Go through the listing and copy each line with the string "Memória".

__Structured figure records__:
= = = = =

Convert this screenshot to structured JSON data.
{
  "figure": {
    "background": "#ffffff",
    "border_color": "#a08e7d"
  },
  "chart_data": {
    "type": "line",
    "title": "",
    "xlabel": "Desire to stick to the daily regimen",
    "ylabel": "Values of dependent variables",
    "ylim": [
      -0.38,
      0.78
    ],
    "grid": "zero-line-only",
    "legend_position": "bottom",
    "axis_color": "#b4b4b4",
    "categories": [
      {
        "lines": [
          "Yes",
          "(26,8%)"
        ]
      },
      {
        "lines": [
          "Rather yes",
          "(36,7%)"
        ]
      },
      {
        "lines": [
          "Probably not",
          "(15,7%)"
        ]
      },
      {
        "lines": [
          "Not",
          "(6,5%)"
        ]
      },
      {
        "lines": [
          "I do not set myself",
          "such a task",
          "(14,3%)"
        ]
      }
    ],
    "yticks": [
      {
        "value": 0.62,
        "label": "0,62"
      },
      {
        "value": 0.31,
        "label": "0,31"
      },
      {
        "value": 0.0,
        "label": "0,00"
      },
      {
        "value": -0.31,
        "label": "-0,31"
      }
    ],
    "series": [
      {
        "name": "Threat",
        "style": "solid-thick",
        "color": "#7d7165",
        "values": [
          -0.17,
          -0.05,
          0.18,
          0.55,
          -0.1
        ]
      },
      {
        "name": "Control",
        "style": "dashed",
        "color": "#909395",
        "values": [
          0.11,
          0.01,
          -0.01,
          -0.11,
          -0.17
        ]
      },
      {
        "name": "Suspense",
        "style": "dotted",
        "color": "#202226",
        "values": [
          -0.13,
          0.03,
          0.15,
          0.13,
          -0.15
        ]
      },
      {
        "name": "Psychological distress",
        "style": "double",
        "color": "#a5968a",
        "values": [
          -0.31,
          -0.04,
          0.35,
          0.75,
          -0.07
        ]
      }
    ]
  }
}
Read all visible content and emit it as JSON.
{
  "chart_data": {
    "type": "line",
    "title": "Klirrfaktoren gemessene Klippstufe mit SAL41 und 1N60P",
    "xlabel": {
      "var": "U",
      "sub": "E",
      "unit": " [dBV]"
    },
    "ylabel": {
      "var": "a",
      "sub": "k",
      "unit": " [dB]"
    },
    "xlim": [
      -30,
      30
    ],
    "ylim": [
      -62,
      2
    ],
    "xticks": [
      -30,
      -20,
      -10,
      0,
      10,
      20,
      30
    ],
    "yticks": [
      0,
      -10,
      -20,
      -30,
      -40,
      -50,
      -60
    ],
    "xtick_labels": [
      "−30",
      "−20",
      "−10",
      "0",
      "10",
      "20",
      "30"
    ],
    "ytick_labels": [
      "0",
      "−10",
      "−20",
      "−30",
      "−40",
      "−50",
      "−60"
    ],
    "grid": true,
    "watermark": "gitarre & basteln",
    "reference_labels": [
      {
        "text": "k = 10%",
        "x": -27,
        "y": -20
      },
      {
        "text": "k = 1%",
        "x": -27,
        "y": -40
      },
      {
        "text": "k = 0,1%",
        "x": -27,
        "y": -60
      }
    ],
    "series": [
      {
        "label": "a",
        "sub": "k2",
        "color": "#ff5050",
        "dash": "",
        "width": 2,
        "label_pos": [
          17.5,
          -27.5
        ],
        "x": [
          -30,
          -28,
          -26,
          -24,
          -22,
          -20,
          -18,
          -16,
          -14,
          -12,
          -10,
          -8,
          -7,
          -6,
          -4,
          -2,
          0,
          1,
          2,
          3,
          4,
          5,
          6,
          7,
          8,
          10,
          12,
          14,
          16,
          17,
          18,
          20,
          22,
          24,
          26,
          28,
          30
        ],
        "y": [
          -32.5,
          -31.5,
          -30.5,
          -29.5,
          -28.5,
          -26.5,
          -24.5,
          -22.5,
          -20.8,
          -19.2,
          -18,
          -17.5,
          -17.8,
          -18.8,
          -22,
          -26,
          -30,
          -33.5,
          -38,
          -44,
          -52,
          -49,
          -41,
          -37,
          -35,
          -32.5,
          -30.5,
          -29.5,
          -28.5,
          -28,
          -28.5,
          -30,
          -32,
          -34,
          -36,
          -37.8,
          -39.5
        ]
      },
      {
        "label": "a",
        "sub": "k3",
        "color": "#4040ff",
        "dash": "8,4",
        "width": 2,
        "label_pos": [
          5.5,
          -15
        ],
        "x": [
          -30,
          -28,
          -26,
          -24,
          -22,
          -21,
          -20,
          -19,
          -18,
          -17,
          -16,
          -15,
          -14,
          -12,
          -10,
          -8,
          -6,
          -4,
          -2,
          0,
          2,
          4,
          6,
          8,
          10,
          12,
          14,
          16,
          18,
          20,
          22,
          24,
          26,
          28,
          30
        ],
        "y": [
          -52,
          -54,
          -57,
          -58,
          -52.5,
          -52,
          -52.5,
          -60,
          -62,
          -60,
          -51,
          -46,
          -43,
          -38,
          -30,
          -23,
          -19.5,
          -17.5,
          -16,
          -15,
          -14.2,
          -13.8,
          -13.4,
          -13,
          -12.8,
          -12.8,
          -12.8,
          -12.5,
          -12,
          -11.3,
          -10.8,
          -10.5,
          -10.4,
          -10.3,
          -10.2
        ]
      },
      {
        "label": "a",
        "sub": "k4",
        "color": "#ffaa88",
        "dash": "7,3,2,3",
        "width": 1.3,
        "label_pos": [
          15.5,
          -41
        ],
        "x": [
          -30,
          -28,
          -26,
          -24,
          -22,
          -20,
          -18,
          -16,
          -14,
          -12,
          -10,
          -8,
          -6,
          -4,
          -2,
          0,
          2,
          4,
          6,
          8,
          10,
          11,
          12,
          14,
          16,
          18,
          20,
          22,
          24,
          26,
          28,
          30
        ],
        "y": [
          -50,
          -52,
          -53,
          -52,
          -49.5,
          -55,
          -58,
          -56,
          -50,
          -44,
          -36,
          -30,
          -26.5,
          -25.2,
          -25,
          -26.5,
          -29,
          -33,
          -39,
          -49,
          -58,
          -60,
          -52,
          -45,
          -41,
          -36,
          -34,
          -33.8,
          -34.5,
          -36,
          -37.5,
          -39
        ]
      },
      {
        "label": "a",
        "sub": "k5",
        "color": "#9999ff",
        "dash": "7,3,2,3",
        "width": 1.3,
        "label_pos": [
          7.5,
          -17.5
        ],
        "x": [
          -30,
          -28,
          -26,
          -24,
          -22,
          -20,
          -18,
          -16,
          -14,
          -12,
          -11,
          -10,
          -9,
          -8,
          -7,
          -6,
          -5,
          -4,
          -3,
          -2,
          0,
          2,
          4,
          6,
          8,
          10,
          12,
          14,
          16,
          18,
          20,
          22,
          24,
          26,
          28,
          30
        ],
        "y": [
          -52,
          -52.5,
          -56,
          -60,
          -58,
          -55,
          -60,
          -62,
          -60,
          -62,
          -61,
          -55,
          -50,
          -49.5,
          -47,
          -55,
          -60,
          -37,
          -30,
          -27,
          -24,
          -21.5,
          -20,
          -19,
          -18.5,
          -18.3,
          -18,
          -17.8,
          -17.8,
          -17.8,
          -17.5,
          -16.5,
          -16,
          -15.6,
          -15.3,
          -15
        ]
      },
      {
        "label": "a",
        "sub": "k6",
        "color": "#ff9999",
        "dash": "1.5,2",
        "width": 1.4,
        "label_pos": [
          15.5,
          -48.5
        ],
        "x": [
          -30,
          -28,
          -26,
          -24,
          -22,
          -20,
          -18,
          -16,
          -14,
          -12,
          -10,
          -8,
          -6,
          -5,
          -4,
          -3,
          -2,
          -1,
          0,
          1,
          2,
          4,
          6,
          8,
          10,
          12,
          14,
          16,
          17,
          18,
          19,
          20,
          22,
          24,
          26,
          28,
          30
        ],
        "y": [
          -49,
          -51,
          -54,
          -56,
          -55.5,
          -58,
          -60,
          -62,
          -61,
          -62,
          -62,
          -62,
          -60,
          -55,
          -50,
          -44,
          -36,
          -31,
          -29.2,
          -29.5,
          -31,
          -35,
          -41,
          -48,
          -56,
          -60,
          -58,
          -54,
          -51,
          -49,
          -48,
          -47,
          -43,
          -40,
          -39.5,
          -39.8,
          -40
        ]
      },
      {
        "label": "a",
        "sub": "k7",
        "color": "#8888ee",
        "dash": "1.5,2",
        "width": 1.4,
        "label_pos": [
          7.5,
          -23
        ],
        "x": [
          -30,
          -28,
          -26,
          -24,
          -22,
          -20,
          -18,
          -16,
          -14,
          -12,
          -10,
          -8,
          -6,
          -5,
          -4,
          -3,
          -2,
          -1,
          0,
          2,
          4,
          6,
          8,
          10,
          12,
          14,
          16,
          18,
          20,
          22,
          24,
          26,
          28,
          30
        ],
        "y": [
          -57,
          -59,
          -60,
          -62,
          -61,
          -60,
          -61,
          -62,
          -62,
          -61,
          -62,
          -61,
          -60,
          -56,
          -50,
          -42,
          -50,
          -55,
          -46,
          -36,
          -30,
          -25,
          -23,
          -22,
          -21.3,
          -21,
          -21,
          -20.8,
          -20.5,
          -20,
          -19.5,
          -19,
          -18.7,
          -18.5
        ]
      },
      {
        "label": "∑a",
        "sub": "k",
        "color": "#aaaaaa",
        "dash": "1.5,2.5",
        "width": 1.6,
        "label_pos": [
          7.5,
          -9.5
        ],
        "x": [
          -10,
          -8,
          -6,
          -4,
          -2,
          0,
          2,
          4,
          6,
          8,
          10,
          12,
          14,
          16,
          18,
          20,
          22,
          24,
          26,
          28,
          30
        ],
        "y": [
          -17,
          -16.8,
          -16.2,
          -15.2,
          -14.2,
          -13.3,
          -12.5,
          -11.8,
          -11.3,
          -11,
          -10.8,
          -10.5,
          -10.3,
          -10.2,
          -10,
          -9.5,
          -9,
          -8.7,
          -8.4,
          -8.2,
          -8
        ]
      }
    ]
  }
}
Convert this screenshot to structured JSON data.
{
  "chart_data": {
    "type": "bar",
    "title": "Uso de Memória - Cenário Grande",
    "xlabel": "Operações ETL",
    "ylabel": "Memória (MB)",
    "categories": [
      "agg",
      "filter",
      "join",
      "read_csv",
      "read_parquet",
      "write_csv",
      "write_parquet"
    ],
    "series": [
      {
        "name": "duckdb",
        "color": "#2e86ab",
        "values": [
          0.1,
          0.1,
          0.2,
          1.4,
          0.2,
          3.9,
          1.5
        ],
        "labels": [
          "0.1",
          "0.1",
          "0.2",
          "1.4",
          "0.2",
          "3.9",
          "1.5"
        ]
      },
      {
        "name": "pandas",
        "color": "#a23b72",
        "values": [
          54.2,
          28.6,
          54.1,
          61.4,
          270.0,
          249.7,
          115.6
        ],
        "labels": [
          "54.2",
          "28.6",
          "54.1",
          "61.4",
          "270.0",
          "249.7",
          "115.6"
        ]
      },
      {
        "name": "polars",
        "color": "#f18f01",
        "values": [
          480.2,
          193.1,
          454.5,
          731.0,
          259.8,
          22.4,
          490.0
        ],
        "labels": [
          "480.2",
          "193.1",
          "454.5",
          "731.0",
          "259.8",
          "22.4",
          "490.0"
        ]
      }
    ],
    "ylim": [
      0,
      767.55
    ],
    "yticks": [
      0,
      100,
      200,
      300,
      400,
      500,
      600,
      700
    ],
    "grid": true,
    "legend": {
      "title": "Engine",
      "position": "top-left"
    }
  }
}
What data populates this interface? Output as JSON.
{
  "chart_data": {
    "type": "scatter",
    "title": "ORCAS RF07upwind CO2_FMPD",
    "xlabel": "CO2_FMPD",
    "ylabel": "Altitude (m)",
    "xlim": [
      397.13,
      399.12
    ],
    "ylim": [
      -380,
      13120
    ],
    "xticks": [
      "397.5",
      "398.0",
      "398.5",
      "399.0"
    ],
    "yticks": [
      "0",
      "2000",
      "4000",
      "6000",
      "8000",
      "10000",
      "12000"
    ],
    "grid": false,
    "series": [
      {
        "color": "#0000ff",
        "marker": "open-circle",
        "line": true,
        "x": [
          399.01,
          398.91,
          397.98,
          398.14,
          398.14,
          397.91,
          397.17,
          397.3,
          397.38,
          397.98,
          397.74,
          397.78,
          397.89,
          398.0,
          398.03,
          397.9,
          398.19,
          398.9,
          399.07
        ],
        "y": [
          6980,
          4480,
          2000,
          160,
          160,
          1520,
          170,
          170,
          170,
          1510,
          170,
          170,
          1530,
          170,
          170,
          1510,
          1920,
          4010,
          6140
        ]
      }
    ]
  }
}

= = = = =

__COMPLETE OUTPUT__:
    "title": "Uso de Memória - Cenário Grande",
    "ylabel": "Memória (MB)",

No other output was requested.